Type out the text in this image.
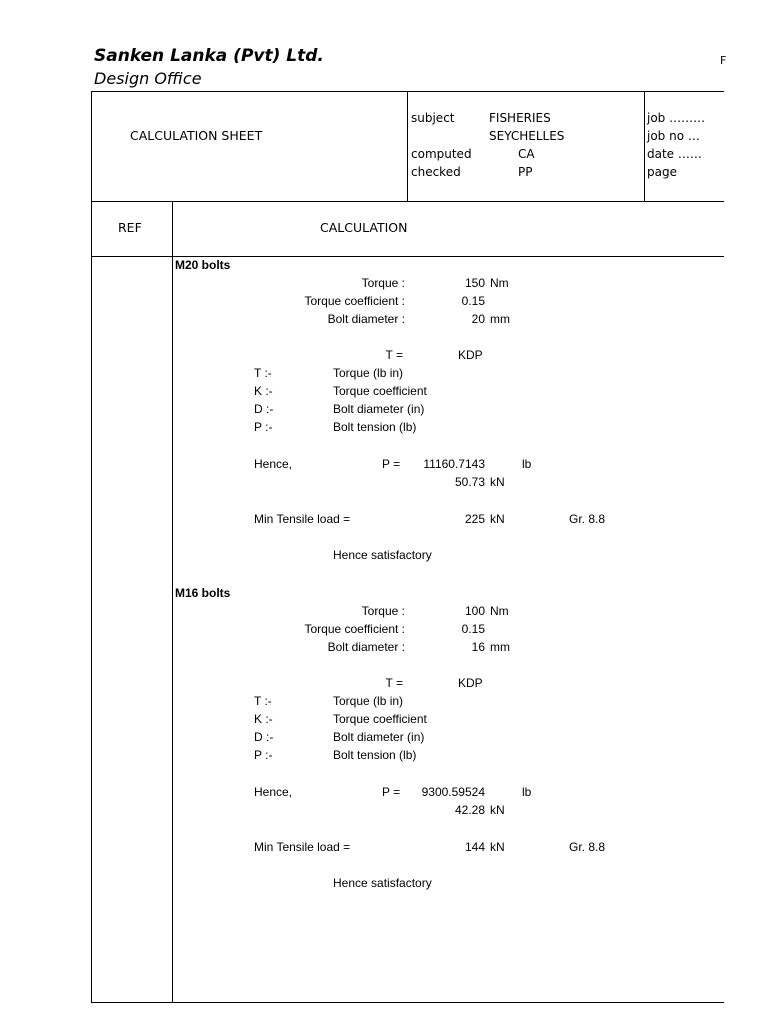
Sanken Lanka (Pvt) Ltd.
Design Office
F
CALCULATION SHEET
subject	FISHERIES
SEYCHELLES
computed	CA
checked	PP
job ………
job no …
date ……
page
REF	CALCULATION
M20 bolts
Torque :	150 Nm
Torque coefficient :	0.15
Bolt diameter :	20 mm
T =	KDP
T :-	Torque (lb in)
K :-	Torque coefficient
D :-	Bolt diameter (in)
P :-	Bolt tension (lb)
Hence,	P = 11160.7143	lb
50.73 kN
Min Tensile load =	225 kN	Gr. 8.8
Hence satisfactory
M16 bolts
Torque :	100 Nm
Torque coefficient :	0.15
Bolt diameter :	16 mm
T =	KDP
T :-	Torque (lb in)
K :-	Torque coefficient
D :-	Bolt diameter (in)
P :-	Bolt tension (lb)
Hence,	P = 9300.59524	lb
42.28 kN
Min Tensile load =	144 kN	Gr. 8.8
Hence satisfactory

□ □ □ □ □

Find the lines above holding the word "Hence" and show them.

Hence,	P = 11160.7143	lb
Hence satisfactory
Hence,	P = 9300.59524	lb
Hence satisfactory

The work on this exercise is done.